▸ GIVEN PROBLEM:
Copy each line exactly. Drop every picture.
* * * * *
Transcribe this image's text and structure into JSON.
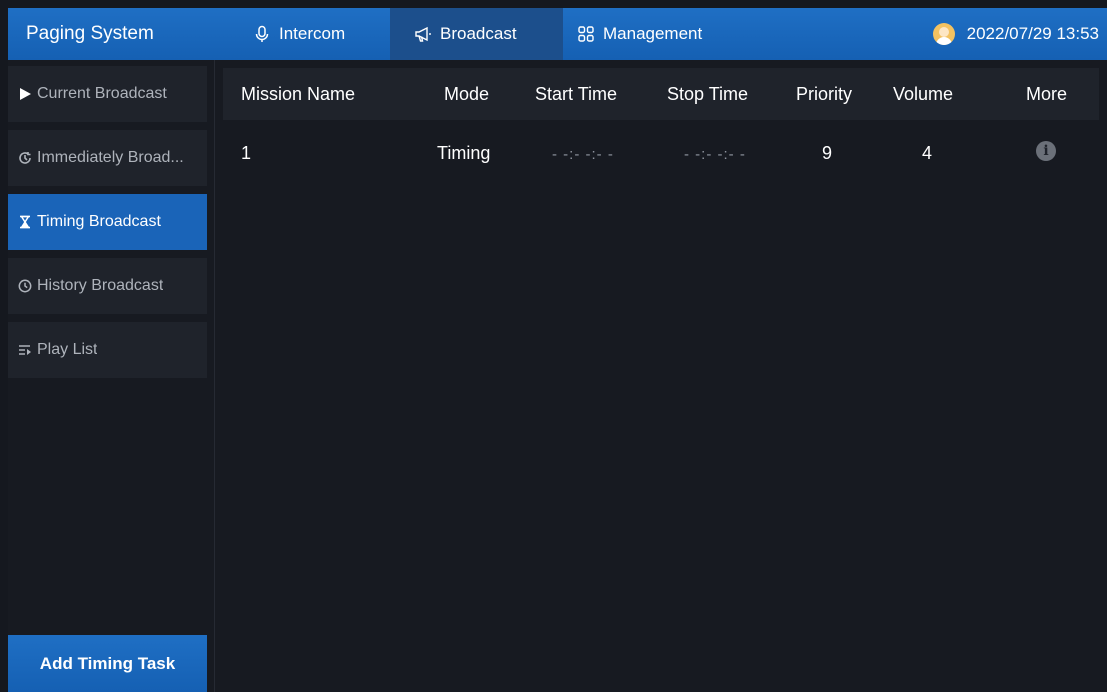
{
  "header": {
    "app_title": "Paging System",
    "tabs": [
      {
        "label": "Intercom",
        "icon": "microphone-icon"
      },
      {
        "label": "Broadcast",
        "icon": "megaphone-icon",
        "active": true
      },
      {
        "label": "Management",
        "icon": "grid-icon"
      }
    ],
    "datetime": "2022/07/29 13:53",
    "accent_color": "#1a64b8"
  },
  "sidebar": {
    "items": [
      {
        "label": "Current Broadcast",
        "icon": "play-icon"
      },
      {
        "label": "Immediately Broad...",
        "icon": "refresh-clock-icon"
      },
      {
        "label": "Timing Broadcast",
        "icon": "hourglass-icon",
        "active": true
      },
      {
        "label": "History Broadcast",
        "icon": "clock-icon"
      },
      {
        "label": "Play List",
        "icon": "playlist-icon"
      }
    ],
    "add_button": "Add Timing Task"
  },
  "table": {
    "columns": [
      "Mission Name",
      "Mode",
      "Start Time",
      "Stop Time",
      "Priority",
      "Volume",
      "More"
    ],
    "rows": [
      {
        "mission_name": "1",
        "mode": "Timing",
        "start_time": "- -:- -:- -",
        "stop_time": "- -:- -:- -",
        "priority": "9",
        "volume": "4",
        "more_icon": "info-icon"
      }
    ]
  }
}
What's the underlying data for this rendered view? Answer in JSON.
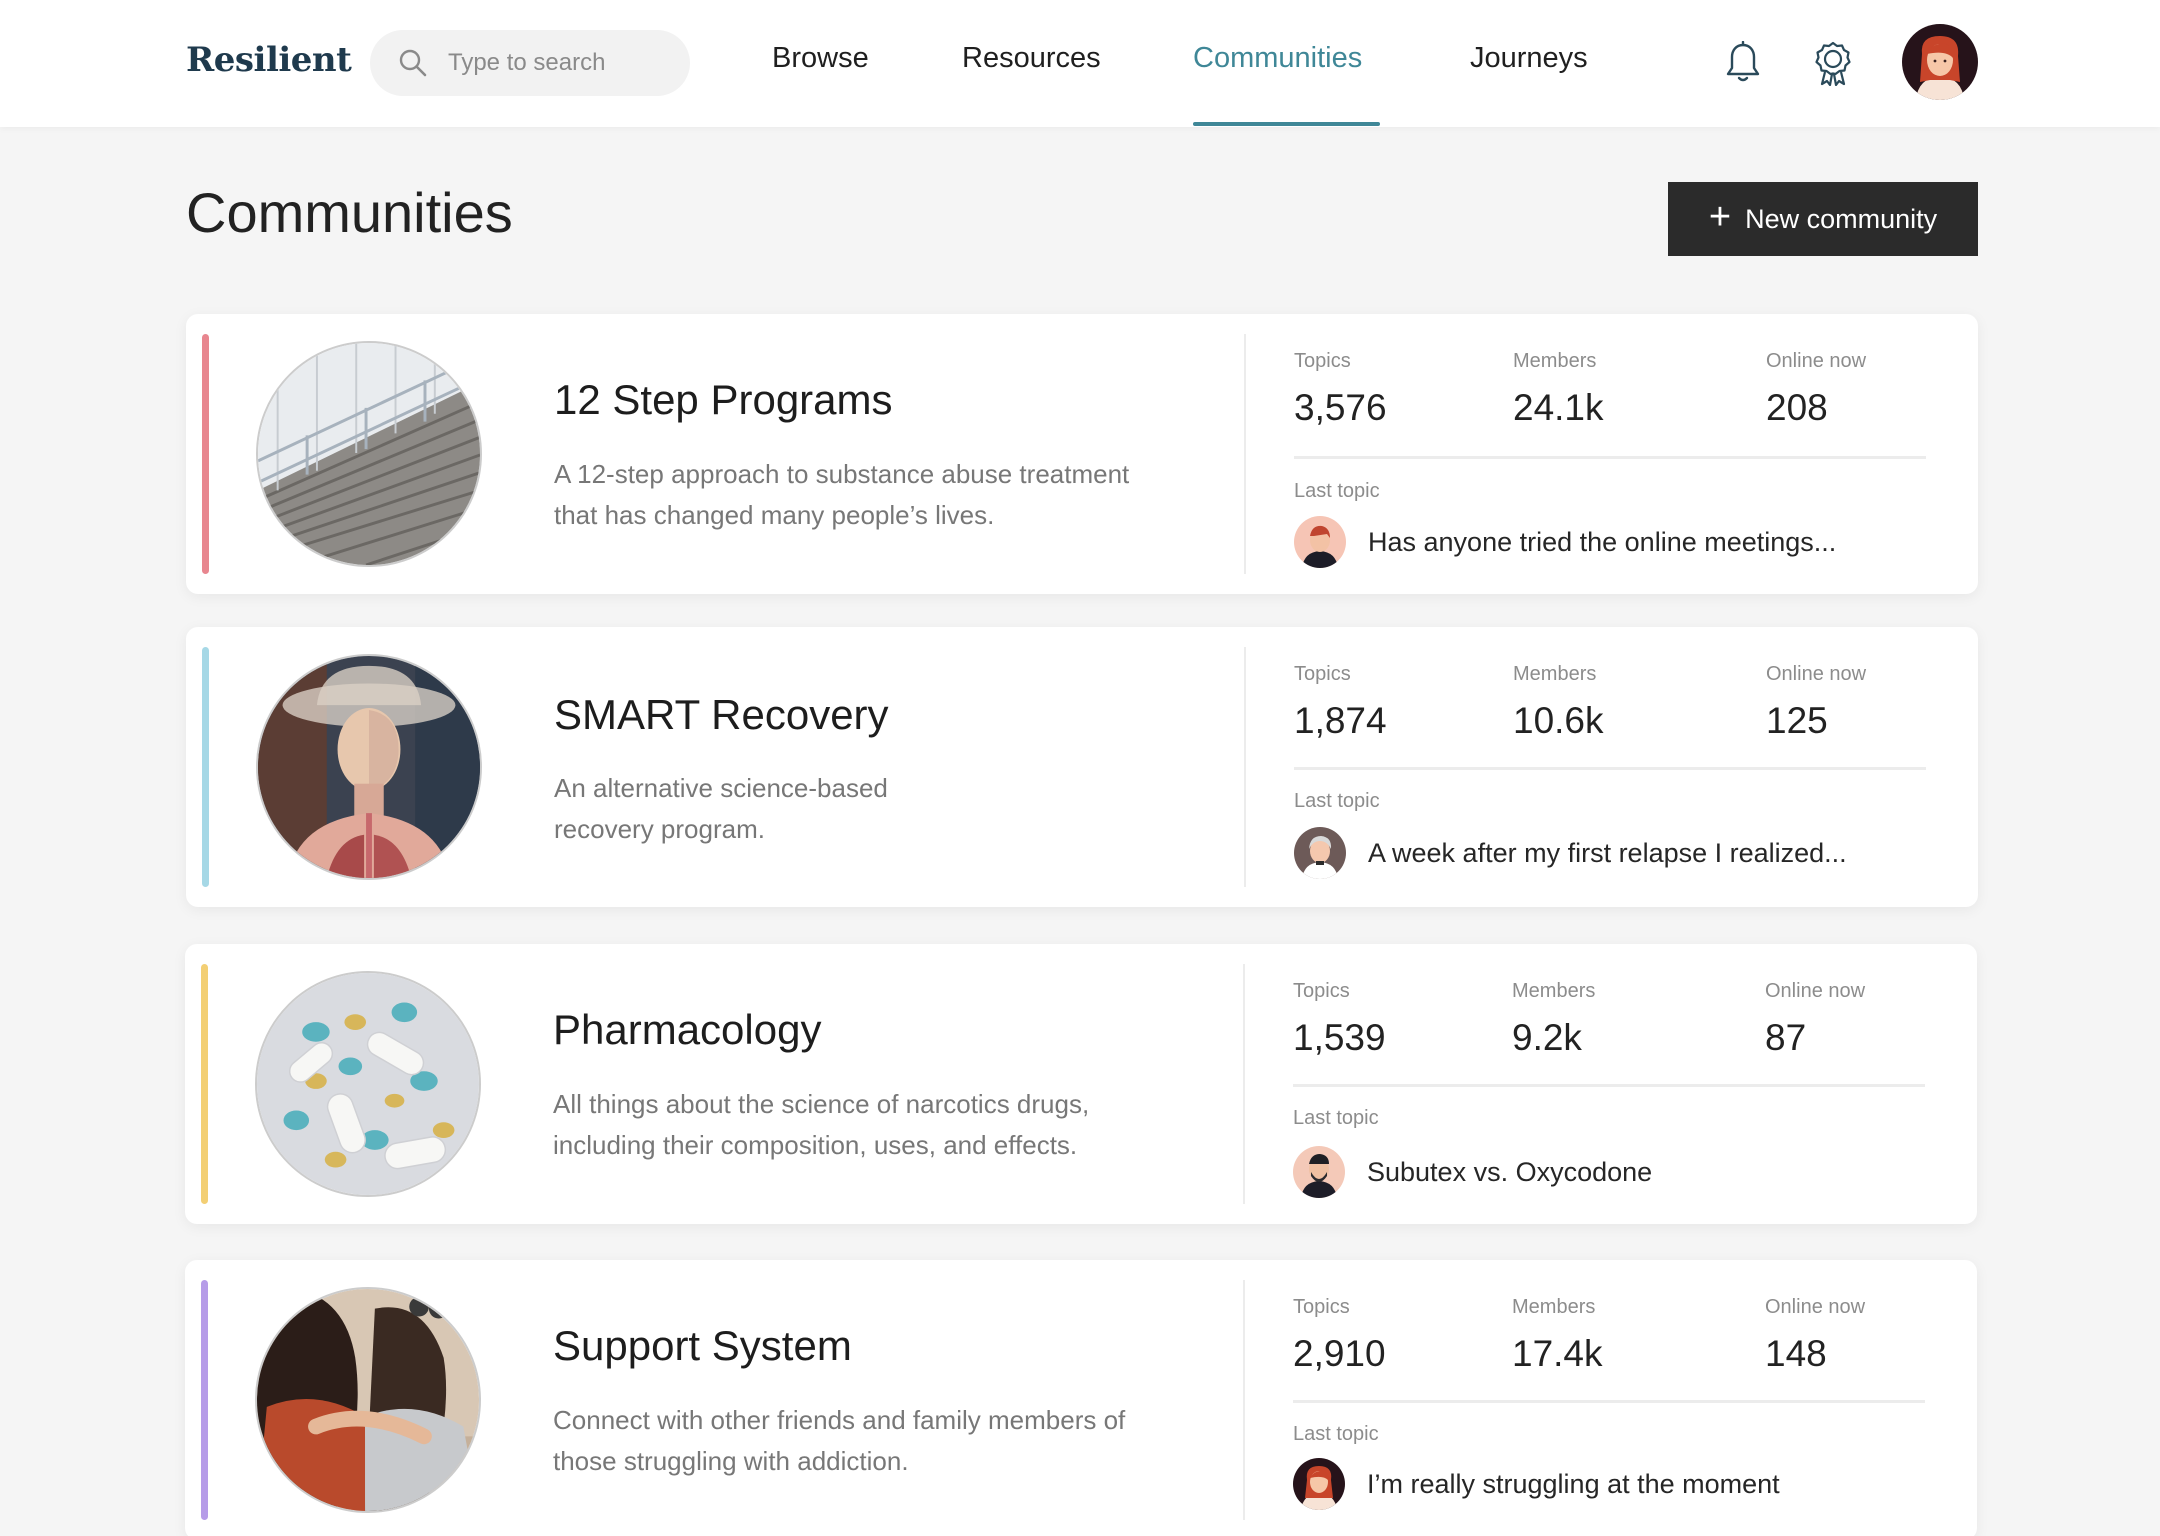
{
  "header": {
    "logo": "Resilient",
    "search_placeholder": "Type to search",
    "nav": [
      "Browse",
      "Resources",
      "Communities",
      "Journeys"
    ],
    "active_nav": "Communities",
    "accent_color": "#3f8797"
  },
  "page": {
    "title": "Communities",
    "new_button_label": "New community"
  },
  "stat_labels": {
    "topics": "Topics",
    "members": "Members",
    "online": "Online now",
    "last_topic": "Last topic"
  },
  "communities": [
    {
      "title": "12 Step Programs",
      "description": "A 12-step approach to substance abuse treatment that has changed many people’s lives.",
      "topics": "3,576",
      "members": "24.1k",
      "online": "208",
      "last_topic": "Has anyone tried the online meetings...",
      "accent": "#e8868f",
      "image": "stadium-stairs-image"
    },
    {
      "title": "SMART Recovery",
      "description": "An alternative science-based recovery program.",
      "topics": "1,874",
      "members": "10.6k",
      "online": "125",
      "last_topic": "A week after my first relapse I realized...",
      "accent": "#a6d8e6",
      "image": "anatomy-model-image"
    },
    {
      "title": "Pharmacology",
      "description": "All things about the science of narcotics drugs, including their composition, uses, and effects.",
      "topics": "1,539",
      "members": "9.2k",
      "online": "87",
      "last_topic": "Subutex vs. Oxycodone",
      "accent": "#f3cf74",
      "image": "pills-image"
    },
    {
      "title": "Support System",
      "description": "Connect with other friends and family members of those struggling with addiction.",
      "topics": "2,910",
      "members": "17.4k",
      "online": "148",
      "last_topic": "I’m really struggling at the moment",
      "accent": "#b69ce8",
      "image": "hugging-friends-image"
    }
  ]
}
* * * * *
▸ WORKED SOLUTION:
Transcribe this image's text and structure into JSON.
{
  "header": {
    "app_title": "Paging System",
    "tabs": [
      {
        "label": "Intercom",
        "icon": "microphone-icon"
      },
      {
        "label": "Broadcast",
        "icon": "megaphone-icon",
        "active": true
      },
      {
        "label": "Management",
        "icon": "grid-icon"
      }
    ],
    "datetime": "2022/07/29 13:53",
    "accent_color": "#1a64b8"
  },
  "sidebar": {
    "items": [
      {
        "label": "Current Broadcast",
        "icon": "play-icon"
      },
      {
        "label": "Immediately Broad...",
        "icon": "refresh-clock-icon"
      },
      {
        "label": "Timing Broadcast",
        "icon": "hourglass-icon",
        "active": true
      },
      {
        "label": "History Broadcast",
        "icon": "clock-icon"
      },
      {
        "label": "Play List",
        "icon": "playlist-icon"
      }
    ],
    "add_button": "Add Timing Task"
  },
  "table": {
    "columns": [
      "Mission Name",
      "Mode",
      "Start Time",
      "Stop Time",
      "Priority",
      "Volume",
      "More"
    ],
    "rows": [
      {
        "mission_name": "1",
        "mode": "Timing",
        "start_time": "- -:- -:- -",
        "stop_time": "- -:- -:- -",
        "priority": "9",
        "volume": "4",
        "more_icon": "info-icon"
      }
    ]
  }
}
What's the underlying data for this rendered view? Answer in JSON.
{
  "header": {
    "logo": "Resilient",
    "search_placeholder": "Type to search",
    "nav": [
      "Browse",
      "Resources",
      "Communities",
      "Journeys"
    ],
    "active_nav": "Communities",
    "accent_color": "#3f8797"
  },
  "page": {
    "title": "Communities",
    "new_button_label": "New community"
  },
  "stat_labels": {
    "topics": "Topics",
    "members": "Members",
    "online": "Online now",
    "last_topic": "Last topic"
  },
  "communities": [
    {
      "title": "12 Step Programs",
      "description": "A 12-step approach to substance abuse treatment that has changed many people’s lives.",
      "topics": "3,576",
      "members": "24.1k",
      "online": "208",
      "last_topic": "Has anyone tried the online meetings...",
      "accent": "#e8868f",
      "image": "stadium-stairs-image"
    },
    {
      "title": "SMART Recovery",
      "description": "An alternative science-based recovery program.",
      "topics": "1,874",
      "members": "10.6k",
      "online": "125",
      "last_topic": "A week after my first relapse I realized...",
      "accent": "#a6d8e6",
      "image": "anatomy-model-image"
    },
    {
      "title": "Pharmacology",
      "description": "All things about the science of narcotics drugs, including their composition, uses, and effects.",
      "topics": "1,539",
      "members": "9.2k",
      "online": "87",
      "last_topic": "Subutex vs. Oxycodone",
      "accent": "#f3cf74",
      "image": "pills-image"
    },
    {
      "title": "Support System",
      "description": "Connect with other friends and family members of those struggling with addiction.",
      "topics": "2,910",
      "members": "17.4k",
      "online": "148",
      "last_topic": "I’m really struggling at the moment",
      "accent": "#b69ce8",
      "image": "hugging-friends-image"
    }
  ]
}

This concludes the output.